##### PROVIDED RECORDS

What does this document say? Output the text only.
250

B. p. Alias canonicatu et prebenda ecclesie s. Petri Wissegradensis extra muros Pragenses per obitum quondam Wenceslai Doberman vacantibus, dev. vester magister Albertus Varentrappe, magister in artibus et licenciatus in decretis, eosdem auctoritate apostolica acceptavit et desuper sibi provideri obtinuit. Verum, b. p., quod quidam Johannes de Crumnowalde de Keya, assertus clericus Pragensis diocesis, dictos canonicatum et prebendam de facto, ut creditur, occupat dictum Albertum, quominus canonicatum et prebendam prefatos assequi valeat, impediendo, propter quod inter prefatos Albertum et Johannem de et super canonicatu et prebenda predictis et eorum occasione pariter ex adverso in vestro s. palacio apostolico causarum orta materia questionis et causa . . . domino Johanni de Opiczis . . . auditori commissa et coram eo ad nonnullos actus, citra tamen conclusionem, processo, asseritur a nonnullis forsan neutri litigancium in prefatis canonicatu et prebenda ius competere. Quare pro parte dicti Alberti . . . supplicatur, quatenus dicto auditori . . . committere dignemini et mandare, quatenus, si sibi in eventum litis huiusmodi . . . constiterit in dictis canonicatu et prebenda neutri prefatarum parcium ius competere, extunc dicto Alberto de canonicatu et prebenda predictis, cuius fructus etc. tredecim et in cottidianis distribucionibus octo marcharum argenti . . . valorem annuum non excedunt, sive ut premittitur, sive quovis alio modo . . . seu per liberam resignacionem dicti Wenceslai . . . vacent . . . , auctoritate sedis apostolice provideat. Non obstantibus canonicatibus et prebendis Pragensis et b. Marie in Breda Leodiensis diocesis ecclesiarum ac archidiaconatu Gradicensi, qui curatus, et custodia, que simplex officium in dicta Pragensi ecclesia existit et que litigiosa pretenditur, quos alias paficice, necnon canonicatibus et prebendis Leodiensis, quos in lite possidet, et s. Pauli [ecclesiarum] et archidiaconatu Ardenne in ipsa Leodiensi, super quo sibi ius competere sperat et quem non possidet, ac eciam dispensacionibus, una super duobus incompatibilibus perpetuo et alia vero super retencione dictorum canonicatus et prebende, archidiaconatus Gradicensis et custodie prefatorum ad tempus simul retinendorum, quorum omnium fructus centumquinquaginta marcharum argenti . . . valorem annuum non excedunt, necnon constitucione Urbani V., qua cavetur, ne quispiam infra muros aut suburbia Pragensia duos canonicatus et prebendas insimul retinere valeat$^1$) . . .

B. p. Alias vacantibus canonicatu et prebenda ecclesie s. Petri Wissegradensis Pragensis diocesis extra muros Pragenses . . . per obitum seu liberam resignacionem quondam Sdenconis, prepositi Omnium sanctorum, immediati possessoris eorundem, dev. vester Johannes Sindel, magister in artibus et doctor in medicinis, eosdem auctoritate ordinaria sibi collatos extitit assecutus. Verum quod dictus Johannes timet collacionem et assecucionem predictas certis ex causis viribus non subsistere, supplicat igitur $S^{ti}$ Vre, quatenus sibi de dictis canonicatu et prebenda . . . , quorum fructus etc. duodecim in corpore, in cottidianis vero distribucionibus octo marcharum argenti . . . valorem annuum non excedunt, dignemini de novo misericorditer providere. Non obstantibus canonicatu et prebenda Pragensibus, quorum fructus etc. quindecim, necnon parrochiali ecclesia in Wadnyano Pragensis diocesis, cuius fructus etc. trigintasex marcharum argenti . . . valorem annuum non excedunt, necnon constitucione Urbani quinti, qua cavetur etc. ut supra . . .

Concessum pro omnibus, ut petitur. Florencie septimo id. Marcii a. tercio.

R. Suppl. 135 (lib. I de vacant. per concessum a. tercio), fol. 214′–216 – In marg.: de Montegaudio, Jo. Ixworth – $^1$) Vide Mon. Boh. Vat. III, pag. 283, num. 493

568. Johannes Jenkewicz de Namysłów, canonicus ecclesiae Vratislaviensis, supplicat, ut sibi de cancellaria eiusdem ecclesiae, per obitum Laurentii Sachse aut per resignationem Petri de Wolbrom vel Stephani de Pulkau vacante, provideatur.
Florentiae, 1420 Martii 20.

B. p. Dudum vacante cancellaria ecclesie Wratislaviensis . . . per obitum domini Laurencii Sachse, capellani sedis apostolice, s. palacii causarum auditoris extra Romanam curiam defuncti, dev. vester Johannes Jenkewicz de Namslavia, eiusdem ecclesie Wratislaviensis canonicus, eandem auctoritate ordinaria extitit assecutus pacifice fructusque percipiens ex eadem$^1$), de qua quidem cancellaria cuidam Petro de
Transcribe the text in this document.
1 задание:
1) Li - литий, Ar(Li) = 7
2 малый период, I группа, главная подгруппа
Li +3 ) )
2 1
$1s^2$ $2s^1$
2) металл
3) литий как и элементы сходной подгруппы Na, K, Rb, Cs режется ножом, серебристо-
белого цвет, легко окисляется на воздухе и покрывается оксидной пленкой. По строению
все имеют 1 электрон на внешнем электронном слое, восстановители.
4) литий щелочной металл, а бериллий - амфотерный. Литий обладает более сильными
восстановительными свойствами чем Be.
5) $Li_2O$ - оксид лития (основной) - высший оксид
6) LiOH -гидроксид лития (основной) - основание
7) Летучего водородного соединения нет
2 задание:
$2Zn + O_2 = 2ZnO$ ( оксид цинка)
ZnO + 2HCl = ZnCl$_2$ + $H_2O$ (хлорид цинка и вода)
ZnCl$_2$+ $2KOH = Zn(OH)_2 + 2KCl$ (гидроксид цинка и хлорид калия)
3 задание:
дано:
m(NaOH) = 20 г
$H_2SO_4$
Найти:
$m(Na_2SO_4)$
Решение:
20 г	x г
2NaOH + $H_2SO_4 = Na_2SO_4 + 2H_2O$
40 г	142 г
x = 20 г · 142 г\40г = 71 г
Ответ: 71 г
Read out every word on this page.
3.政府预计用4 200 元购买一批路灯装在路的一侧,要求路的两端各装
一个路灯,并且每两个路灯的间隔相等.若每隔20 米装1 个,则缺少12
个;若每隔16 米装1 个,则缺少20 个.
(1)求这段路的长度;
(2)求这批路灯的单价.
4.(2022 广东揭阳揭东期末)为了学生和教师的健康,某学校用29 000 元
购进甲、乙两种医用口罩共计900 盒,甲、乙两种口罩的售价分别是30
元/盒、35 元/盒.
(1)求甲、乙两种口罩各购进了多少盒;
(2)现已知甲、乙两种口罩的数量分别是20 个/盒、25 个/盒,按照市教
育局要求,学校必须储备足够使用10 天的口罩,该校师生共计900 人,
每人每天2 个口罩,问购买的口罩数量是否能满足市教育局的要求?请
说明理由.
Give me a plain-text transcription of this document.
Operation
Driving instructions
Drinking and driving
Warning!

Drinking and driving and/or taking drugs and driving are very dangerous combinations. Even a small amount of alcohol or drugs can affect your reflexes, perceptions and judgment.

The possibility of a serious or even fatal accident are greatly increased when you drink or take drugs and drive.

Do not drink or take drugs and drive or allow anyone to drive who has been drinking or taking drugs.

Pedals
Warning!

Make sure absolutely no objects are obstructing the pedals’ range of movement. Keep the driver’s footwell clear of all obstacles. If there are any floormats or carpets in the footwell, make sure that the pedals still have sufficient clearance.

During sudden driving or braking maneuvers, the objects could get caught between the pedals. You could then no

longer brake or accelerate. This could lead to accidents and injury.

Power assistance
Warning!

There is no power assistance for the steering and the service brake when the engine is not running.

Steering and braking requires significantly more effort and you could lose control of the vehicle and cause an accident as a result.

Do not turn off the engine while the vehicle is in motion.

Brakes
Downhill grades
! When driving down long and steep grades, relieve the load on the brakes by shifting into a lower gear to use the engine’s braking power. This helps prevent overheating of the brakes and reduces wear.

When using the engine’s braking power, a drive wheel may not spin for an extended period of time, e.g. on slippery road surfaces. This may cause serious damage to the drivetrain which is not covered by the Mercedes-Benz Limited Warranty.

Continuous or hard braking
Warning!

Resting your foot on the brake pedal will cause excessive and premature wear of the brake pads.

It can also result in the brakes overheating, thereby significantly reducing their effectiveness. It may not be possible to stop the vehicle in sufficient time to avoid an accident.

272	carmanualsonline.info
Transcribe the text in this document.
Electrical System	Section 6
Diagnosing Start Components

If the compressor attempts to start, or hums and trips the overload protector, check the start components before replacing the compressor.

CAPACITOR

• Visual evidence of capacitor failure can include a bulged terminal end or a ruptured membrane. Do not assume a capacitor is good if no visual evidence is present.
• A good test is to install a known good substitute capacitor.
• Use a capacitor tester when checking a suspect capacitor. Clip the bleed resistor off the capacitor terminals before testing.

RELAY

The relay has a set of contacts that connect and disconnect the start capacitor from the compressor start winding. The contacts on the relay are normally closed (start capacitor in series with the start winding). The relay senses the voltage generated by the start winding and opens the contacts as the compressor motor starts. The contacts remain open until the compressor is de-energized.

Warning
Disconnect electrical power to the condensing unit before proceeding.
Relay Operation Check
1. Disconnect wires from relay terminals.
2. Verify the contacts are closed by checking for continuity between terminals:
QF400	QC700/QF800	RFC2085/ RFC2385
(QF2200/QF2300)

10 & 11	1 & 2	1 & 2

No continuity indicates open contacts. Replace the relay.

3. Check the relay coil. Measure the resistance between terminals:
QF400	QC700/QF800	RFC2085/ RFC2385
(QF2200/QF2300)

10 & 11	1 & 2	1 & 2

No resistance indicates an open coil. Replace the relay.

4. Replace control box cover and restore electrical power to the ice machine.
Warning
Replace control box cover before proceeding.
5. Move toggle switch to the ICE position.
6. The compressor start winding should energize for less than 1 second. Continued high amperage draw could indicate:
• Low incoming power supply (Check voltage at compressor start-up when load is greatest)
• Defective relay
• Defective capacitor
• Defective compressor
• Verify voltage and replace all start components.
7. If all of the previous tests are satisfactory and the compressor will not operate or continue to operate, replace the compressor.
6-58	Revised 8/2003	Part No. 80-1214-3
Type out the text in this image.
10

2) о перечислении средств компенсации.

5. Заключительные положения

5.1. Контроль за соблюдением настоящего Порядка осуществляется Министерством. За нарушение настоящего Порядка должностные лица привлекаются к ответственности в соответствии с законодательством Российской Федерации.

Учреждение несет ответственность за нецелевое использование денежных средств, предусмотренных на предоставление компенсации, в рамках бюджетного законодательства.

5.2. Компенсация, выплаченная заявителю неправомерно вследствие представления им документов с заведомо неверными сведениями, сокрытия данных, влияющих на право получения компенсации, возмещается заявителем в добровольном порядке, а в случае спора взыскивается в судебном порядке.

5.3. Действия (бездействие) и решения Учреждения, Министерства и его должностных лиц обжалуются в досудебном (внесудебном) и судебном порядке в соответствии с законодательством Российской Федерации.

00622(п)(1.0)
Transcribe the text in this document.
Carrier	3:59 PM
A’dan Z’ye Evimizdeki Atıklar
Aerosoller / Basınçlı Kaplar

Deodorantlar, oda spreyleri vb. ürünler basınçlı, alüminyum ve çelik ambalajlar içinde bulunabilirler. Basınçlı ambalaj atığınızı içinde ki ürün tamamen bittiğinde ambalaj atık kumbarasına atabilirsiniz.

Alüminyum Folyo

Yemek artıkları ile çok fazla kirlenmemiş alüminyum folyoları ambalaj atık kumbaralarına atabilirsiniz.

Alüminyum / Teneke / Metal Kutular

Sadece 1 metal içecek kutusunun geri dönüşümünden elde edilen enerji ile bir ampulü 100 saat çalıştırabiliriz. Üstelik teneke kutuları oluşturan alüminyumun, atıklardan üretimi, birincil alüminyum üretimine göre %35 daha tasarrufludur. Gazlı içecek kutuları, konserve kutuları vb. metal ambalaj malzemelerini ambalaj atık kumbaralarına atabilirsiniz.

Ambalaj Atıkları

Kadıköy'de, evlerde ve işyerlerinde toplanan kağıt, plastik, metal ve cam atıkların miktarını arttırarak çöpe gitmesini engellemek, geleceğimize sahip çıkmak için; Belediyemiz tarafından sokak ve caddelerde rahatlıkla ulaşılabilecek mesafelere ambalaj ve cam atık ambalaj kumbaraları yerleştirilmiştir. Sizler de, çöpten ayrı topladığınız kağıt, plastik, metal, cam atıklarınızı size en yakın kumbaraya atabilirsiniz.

##########

» **WORK TO DO**
Pick out every line above that holds the word "contacts" and copy it.

» **COMPLETE OUTPUT**
The relay has a set of contacts that connect and disconnect the start capacitor from the compressor start winding. The contacts on the relay are normally closed (start capacitor in series with the start winding). The relay senses the voltage generated by the start winding and opens the contacts as the compressor motor starts. The contacts remain open until the compressor is de-energized.
2. Verify the contacts are closed by checking for continuity between terminals:
No continuity indicates open contacts. Replace the relay.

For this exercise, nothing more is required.